Count lines with the string "selected" in them. State the number alone.

--- start Given records ---

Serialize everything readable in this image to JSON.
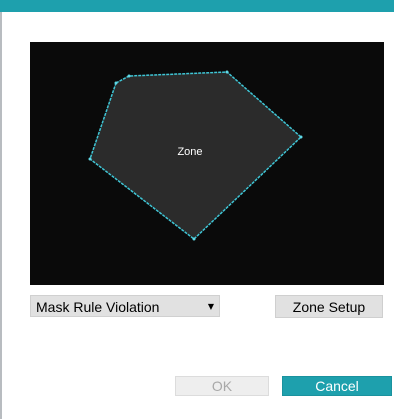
{
  "window": {
    "accent_color": "#1ea0ad"
  },
  "canvas": {
    "background": "#0a0a0a",
    "zone": {
      "label": "Zone",
      "fill_color": "#2b2b2b",
      "edge_color": "#3fc6d6"
    }
  },
  "rule_select": {
    "selected": "Mask Rule Violation",
    "arrow_icon": "chevron-down-icon"
  },
  "buttons": {
    "zone_setup": "Zone Setup",
    "ok": "OK",
    "ok_enabled": false,
    "cancel": "Cancel"
  }
}
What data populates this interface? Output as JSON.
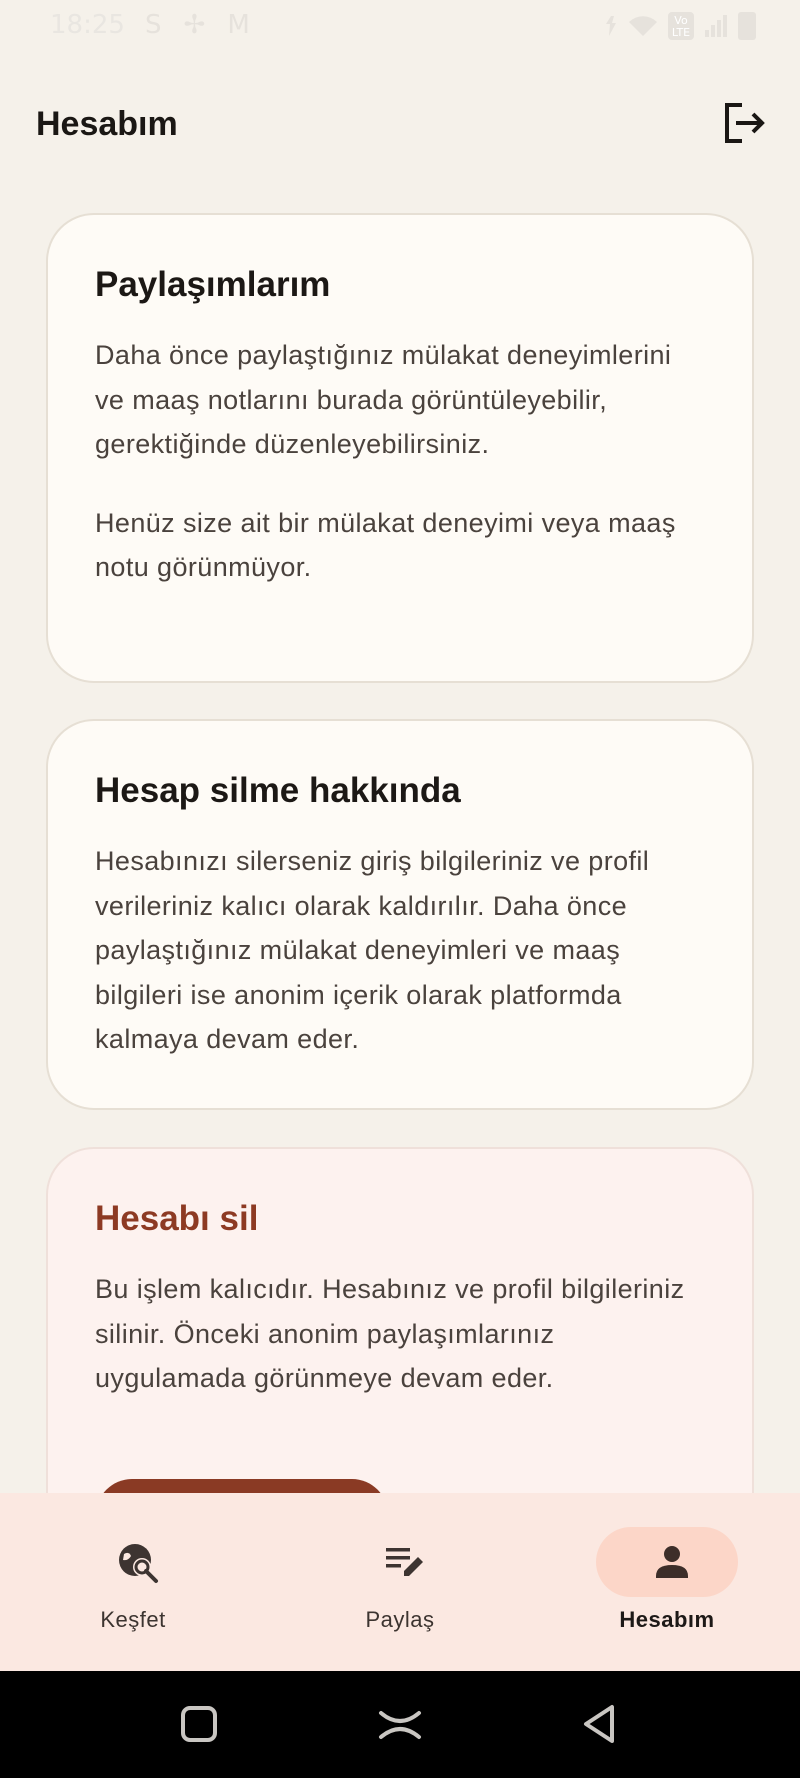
{
  "status_bar": {
    "time": "18:25",
    "app_icons": [
      "S",
      "✢",
      "M"
    ],
    "right_icons": [
      "vibrate-icon",
      "wifi-icon",
      "volte-icon",
      "signal-icon",
      "battery-icon"
    ],
    "volte_text": "Vo LTE"
  },
  "app_bar": {
    "title": "Hesabım",
    "logout_icon": "logout-icon"
  },
  "cards": {
    "shares": {
      "title": "Paylaşımlarım",
      "description": "Daha önce paylaştığınız mülakat deneyimlerini ve maaş notlarını burada görüntüleyebilir, gerektiğinde düzenleyebilirsiniz.",
      "empty_text": "Henüz size ait bir mülakat deneyimi veya maaş notu görünmüyor."
    },
    "deletion_info": {
      "title": "Hesap silme hakkında",
      "description": "Hesabınızı silerseniz giriş bilgileriniz ve profil verileriniz kalıcı olarak kaldırılır. Daha önce paylaştığınız mülakat deneyimleri ve maaş bilgileri ise anonim içerik olarak platformda kalmaya devam eder."
    },
    "delete_account": {
      "title": "Hesabı sil",
      "description": "Bu işlem kalıcıdır. Hesabınız ve profil bilgileriniz silinir. Önceki anonim paylaşımlarınız uygulamada görünmeye devam eder."
    }
  },
  "bottom_nav": {
    "items": [
      {
        "label": "Keşfet",
        "icon": "explore-search-icon",
        "active": false
      },
      {
        "label": "Paylaş",
        "icon": "edit-note-icon",
        "active": false
      },
      {
        "label": "Hesabım",
        "icon": "person-icon",
        "active": true
      }
    ]
  },
  "colors": {
    "background": "#f5f1ea",
    "card": "#fefbf6",
    "danger_card": "#fdf2ef",
    "danger_accent": "#8a3a24",
    "nav_background": "#fbe8e1",
    "nav_active_pill": "#fcd6c8"
  },
  "system_nav": {
    "buttons": [
      "recents-icon",
      "home-icon",
      "back-icon"
    ]
  }
}
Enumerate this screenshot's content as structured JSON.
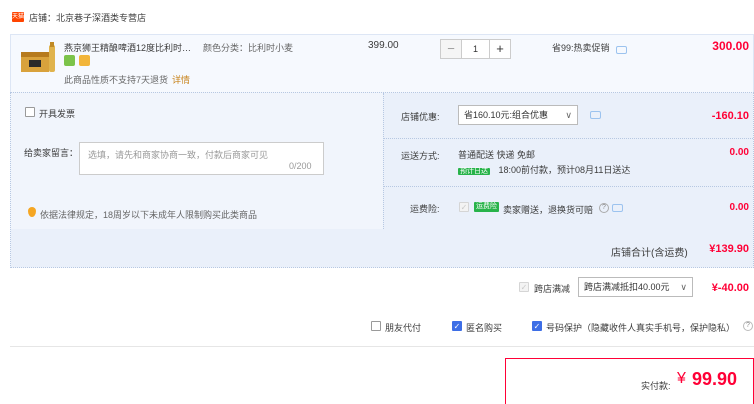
{
  "store": {
    "icon_text": "天猫",
    "label": "店铺：北京巷子深酒类专营店"
  },
  "item": {
    "title": "燕京狮王精酿啤酒12度比利时…",
    "spec": "颜色分类：比利时小麦",
    "unit_price": "399.00",
    "quantity": "1",
    "minus": "−",
    "plus": "+",
    "save_note": "省99:热卖促销",
    "total": "300.00",
    "return_note": "此商品性质不支持7天退货",
    "return_link": "详情"
  },
  "options": {
    "invoice_label": "开具发票",
    "memo_label": "给卖家留言：",
    "memo_placeholder": "选填，请先和商家协商一致，付款后商家可见",
    "memo_count": "0/200",
    "warning": "依据法律规定，18周岁以下未成年人限制购买此类商品"
  },
  "store_discount": {
    "label": "店铺优惠:",
    "selected": "省160.10元:组合优惠",
    "value": "-160.10"
  },
  "shipping": {
    "label": "运送方式:",
    "method": "普通配送 快递 免邮",
    "tag": "预计日达",
    "eta": "18:00前付款，预计08月11日送达",
    "value": "0.00"
  },
  "freight_insurance": {
    "label": "运费险:",
    "tag": "运费险",
    "desc": "卖家赠送，退换货可赔",
    "value": "0.00"
  },
  "store_total": {
    "label": "店铺合计(含运费)",
    "value": "¥139.90"
  },
  "cross_store": {
    "label": "跨店满减",
    "selected": "跨店满减抵扣40.00元",
    "value": "¥-40.00"
  },
  "privacy": {
    "friend_pay": "朋友代付",
    "anonymous": "匿名购买",
    "number_protect": "号码保护（隐藏收件人真实手机号，保护隐私）"
  },
  "payment": {
    "label": "实付款:",
    "currency": "¥",
    "amount": "99.90"
  },
  "colors": {
    "accent": "#ff0036",
    "brand": "#ff4400",
    "panel": "#f1f5fc",
    "check": "#3d6ee6"
  }
}
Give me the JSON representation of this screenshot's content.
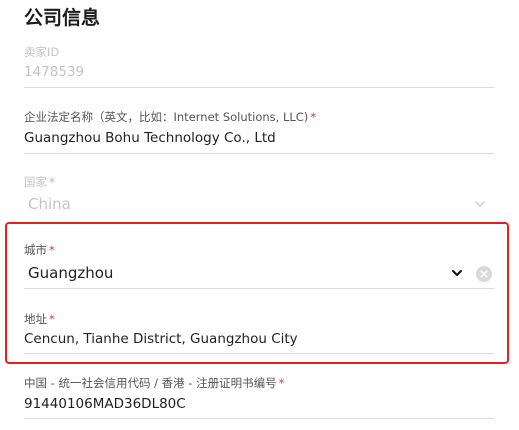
{
  "section": {
    "title": "公司信息"
  },
  "seller_id": {
    "label": "卖家ID",
    "value": "1478539"
  },
  "legal_name": {
    "label": "企业法定名称（英文，比如：Internet Solutions, LLC)",
    "required": "*",
    "value": "Guangzhou Bohu Technology Co., Ltd"
  },
  "country": {
    "label": "国家",
    "required": "*",
    "value": "China"
  },
  "city": {
    "label": "城市",
    "required": "*",
    "value": "Guangzhou"
  },
  "address": {
    "label": "地址",
    "required": "*",
    "value": "Cencun, Tianhe District, Guangzhou City"
  },
  "registration_code": {
    "label": "中国 - 统一社会信用代码 / 香港 - 注册证明书编号",
    "required": "*",
    "value": "91440106MAD36DL80C"
  },
  "colors": {
    "highlight_border": "#e2231a",
    "required_mark": "#d9363e",
    "disabled_text": "#c4c4c4"
  },
  "icons": {
    "country_dropdown": "chevron-down-icon",
    "city_dropdown": "chevron-down-icon",
    "city_clear": "clear-icon"
  }
}
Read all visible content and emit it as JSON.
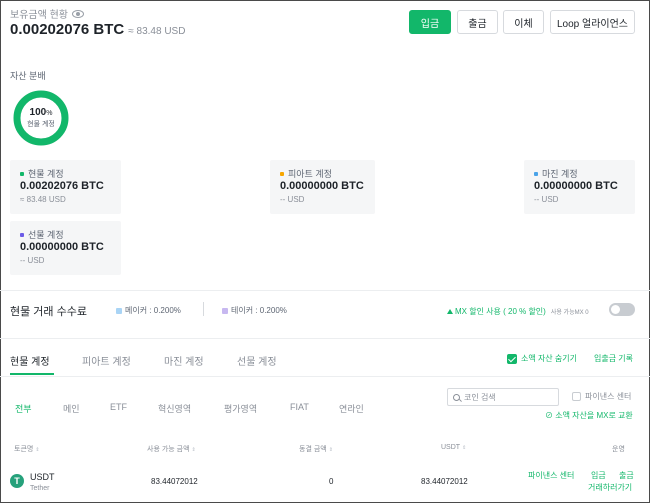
{
  "header": {
    "balance_label": "보유금액 현황",
    "balance_btc": "0.00202076 BTC",
    "balance_usd": "≈ 83.48 USD",
    "buttons": {
      "deposit": "입금",
      "withdraw": "출금",
      "transfer": "이체",
      "loop": "Loop 얼라이언스"
    }
  },
  "distribution": {
    "label": "자산 분배",
    "donut_percent": "100",
    "donut_percent_unit": "%",
    "donut_label": "현물 계정",
    "fill_fraction": 1.0,
    "color": "#12b76a"
  },
  "accounts": [
    {
      "name": "현물 계정",
      "value": "0.00202076 BTC",
      "sub": "≈ 83.48 USD",
      "color": "#12b76a"
    },
    {
      "name": "피아트 계정",
      "value": "0.00000000 BTC",
      "sub": "-- USD",
      "color": "#f7a600"
    },
    {
      "name": "마진 계정",
      "value": "0.00000000 BTC",
      "sub": "-- USD",
      "color": "#4aa3e8"
    },
    {
      "name": "선물 계정",
      "value": "0.00000000 BTC",
      "sub": "-- USD",
      "color": "#6c5ce7"
    }
  ],
  "fees": {
    "title": "현물 거래 수수료",
    "maker": "메이커 : 0.200%",
    "taker": "테이커 : 0.200%",
    "mx_discount": "MX 할인 사용 ( 20 % 할인)",
    "mx_available": "사용 가능MX 0",
    "mx_enabled": false
  },
  "tabs": [
    "현물 계정",
    "피아트 계정",
    "마진 계정",
    "선물 계정"
  ],
  "active_tab": "현물 계정",
  "hide_small": "소액 자산 숨기기",
  "history_link": "입출금 기록",
  "filters": [
    "전부",
    "메인",
    "ETF",
    "혁신영역",
    "평가영역",
    "FIAT",
    "연라인"
  ],
  "active_filter": "전부",
  "search_placeholder": "코인 검색",
  "binance_center": "파이낸스 센터",
  "convert_link": "소액 자산을 MX로 교환",
  "table": {
    "headers": [
      "토큰명",
      "사용 가능 금액",
      "동결 금액",
      "USDT",
      "운영"
    ],
    "rows": [
      {
        "symbol": "USDT",
        "name": "Tether",
        "logo": "T",
        "available": "83.44072012",
        "frozen": "0",
        "usdt": "83.44072012",
        "actions": [
          "파이낸스 센터",
          "입금",
          "출금",
          "거래하러가기"
        ]
      }
    ]
  }
}
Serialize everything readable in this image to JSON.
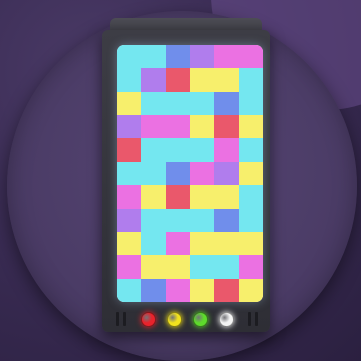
{
  "game": {
    "board": {
      "rows": [
        [
          "cyan",
          "cyan",
          "blue",
          "purple",
          "magenta",
          "magenta"
        ],
        [
          "cyan",
          "purple",
          "red",
          "yellow",
          "yellow",
          "cyan"
        ],
        [
          "yellow",
          "cyan",
          "cyan",
          "cyan",
          "blue",
          "cyan"
        ],
        [
          "purple",
          "magenta",
          "magenta",
          "yellow",
          "red",
          "yellow"
        ],
        [
          "red",
          "cyan",
          "cyan",
          "cyan",
          "magenta",
          "cyan"
        ],
        [
          "cyan",
          "cyan",
          "blue",
          "magenta",
          "purple",
          "yellow"
        ],
        [
          "magenta",
          "yellow",
          "red",
          "yellow",
          "yellow",
          "cyan"
        ],
        [
          "purple",
          "cyan",
          "cyan",
          "cyan",
          "blue",
          "cyan"
        ],
        [
          "yellow",
          "cyan",
          "magenta",
          "yellow",
          "yellow",
          "yellow"
        ],
        [
          "magenta",
          "yellow",
          "yellow",
          "cyan",
          "cyan",
          "magenta"
        ],
        [
          "cyan",
          "blue",
          "magenta",
          "yellow",
          "red",
          "yellow"
        ]
      ]
    },
    "palette": {
      "cyan": "#6fe8f2",
      "magenta": "#f06fe6",
      "yellow": "#f8ef66",
      "blue": "#6e8ef0",
      "purple": "#b27cf2",
      "red": "#f0566a"
    },
    "indicator_lights": [
      {
        "name": "red-light-icon",
        "color": "#e8232c"
      },
      {
        "name": "yellow-light-icon",
        "color": "#f2e21e"
      },
      {
        "name": "green-light-icon",
        "color": "#5edb2c"
      },
      {
        "name": "white-light-icon",
        "color": "#f4f4f4"
      }
    ],
    "colors": {
      "background": "#3a2c54",
      "disc": "#4b3c66",
      "device": "#38383f"
    }
  }
}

--- end Given records ---

(Solution): 3